## begin RECORDS PROVIDED
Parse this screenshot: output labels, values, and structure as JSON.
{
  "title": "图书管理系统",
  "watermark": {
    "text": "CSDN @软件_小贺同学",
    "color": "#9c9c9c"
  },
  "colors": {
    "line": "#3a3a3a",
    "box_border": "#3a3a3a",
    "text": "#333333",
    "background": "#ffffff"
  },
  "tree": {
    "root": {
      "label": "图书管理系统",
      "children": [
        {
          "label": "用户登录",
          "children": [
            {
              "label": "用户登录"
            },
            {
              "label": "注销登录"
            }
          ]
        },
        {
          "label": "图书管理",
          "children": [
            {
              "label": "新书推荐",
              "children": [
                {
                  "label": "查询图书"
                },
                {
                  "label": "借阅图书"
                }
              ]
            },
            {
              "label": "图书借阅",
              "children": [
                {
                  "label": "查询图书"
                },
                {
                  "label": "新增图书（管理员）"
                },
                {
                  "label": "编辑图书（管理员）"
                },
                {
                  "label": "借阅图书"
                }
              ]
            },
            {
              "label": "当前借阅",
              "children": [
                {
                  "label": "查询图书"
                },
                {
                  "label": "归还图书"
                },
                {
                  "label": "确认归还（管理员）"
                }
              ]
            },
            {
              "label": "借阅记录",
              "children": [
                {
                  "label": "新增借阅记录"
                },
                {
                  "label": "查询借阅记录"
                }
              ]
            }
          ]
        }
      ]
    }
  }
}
## end RECORDS PROVIDED
- _WHAT IS ASKED_
Here, the records must be output exactly and in full.

- _RESULT FOR THIS TASK_
Parse this screenshot: output labels, values, and structure as JSON.
{
  "title": "图书管理系统",
  "watermark": {
    "text": "CSDN @软件_小贺同学",
    "color": "#9c9c9c"
  },
  "colors": {
    "line": "#3a3a3a",
    "box_border": "#3a3a3a",
    "text": "#333333",
    "background": "#ffffff"
  },
  "tree": {
    "root": {
      "label": "图书管理系统",
      "children": [
        {
          "label": "用户登录",
          "children": [
            {
              "label": "用户登录"
            },
            {
              "label": "注销登录"
            }
          ]
        },
        {
          "label": "图书管理",
          "children": [
            {
              "label": "新书推荐",
              "children": [
                {
                  "label": "查询图书"
                },
                {
                  "label": "借阅图书"
                }
              ]
            },
            {
              "label": "图书借阅",
              "children": [
                {
                  "label": "查询图书"
                },
                {
                  "label": "新增图书（管理员）"
                },
                {
                  "label": "编辑图书（管理员）"
                },
                {
                  "label": "借阅图书"
                }
              ]
            },
            {
              "label": "当前借阅",
              "children": [
                {
                  "label": "查询图书"
                },
                {
                  "label": "归还图书"
                },
                {
                  "label": "确认归还（管理员）"
                }
              ]
            },
            {
              "label": "借阅记录",
              "children": [
                {
                  "label": "新增借阅记录"
                },
                {
                  "label": "查询借阅记录"
                }
              ]
            }
          ]
        }
      ]
    }
  }
}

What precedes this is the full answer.